* **Exercícios propostos**
#1 Reproduza, do texto sobre a viagem de Galle a Ella, o trecho que vai de "O custo do transfer" até "Instagram ou Facebook.)", inclusive.
#2 Segundo o texto sobre a viagem de Galle a Ella, quanto tempo leva o percurso de carro pela via com pedágio?

Chegar a Ella vindo de Galle ou outro lugar no litoral sul, que foi o que eu fiz, só de ônibus ou de carro. De ônibus, é preciso ir trocando — e nem sempre os ônibus aparecem, esteja avisado. De carro, leva cerca de 3h30 de percurso desde Galle até Ella se for pela via com pedágio (400 rúpias [USD 2]). Se for pela estrada normal, pegará engarrafamento, e serão aí umas 5h de estrada.
O custo do transfer sai na casa de 14.000-16.000 rúpias (USD 50-60) pelo veículo (não por pessoa). Como tudo aqui pelo Sul da Ásia, barganhe, sobretudo se tentarem lhe cobrar mais que isso. O ideal é que você arranje isso comunicando-se com a sua acomodação em Ella. Comigo, o próprio dono veio me buscar por aquele preço, e eu posso passar o número a quem quiser. (É só me mandar uma mensagem através da página no Instagram ou Facebook.)

* **Dados fornecidos**

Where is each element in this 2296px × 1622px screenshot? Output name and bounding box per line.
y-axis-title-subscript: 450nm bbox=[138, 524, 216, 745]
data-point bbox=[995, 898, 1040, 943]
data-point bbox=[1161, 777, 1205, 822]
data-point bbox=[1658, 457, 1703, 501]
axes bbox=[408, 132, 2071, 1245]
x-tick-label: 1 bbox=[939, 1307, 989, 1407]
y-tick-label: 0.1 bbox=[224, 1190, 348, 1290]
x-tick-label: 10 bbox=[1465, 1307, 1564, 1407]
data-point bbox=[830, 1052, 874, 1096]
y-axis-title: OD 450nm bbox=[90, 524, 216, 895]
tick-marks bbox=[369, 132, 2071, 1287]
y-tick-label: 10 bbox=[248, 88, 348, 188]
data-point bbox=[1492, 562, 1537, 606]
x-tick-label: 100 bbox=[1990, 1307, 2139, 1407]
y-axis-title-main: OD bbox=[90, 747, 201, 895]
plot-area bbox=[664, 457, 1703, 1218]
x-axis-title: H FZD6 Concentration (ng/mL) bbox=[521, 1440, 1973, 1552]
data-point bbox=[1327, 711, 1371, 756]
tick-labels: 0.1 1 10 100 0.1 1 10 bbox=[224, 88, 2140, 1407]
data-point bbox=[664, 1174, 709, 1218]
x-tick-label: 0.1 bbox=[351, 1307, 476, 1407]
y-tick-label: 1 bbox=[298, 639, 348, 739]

* **Respostas**
#1
O custo do transfer sai na casa de 14.000-16.000 rúpias (USD 50-60) pelo veículo (não por pessoa). Como tudo aqui pelo Sul da Ásia, barganhe, sobretudo se tentarem lhe cobrar mais que isso. O ideal é que você arranje isso comunicando-se com a sua acomodação em Ella. Comigo, o próprio dono veio me buscar por aquele preço, e eu posso passar o número a quem quiser. (É só me mandar uma mensagem através da página no Instagram ou Facebook.)

#2 Cerca de 3h30.